[START Entries shown]

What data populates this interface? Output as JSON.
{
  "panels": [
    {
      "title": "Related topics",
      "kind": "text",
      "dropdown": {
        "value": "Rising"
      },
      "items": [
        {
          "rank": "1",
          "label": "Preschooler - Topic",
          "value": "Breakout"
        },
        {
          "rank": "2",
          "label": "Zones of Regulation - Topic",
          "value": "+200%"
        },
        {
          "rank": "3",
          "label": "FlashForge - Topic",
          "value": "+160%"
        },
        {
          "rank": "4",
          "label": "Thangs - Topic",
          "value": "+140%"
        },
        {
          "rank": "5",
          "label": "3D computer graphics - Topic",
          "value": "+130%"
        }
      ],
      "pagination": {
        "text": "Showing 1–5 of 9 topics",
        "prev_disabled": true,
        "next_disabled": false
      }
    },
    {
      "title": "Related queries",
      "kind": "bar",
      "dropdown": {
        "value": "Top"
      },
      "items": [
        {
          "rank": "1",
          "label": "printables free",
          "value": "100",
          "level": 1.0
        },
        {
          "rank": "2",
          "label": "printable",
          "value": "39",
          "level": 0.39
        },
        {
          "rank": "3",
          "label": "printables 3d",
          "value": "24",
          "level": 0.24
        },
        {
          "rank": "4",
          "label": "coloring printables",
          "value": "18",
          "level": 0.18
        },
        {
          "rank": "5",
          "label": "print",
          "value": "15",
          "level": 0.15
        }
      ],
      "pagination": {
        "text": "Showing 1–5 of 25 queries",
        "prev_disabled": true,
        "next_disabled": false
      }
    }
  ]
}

[END Entries shown]

[Given request]
Find the lines holding "topics" and list every one.

[Response to the task]
      "title": "Related topics",
        "text": "Showing 1–5 of 9 topics",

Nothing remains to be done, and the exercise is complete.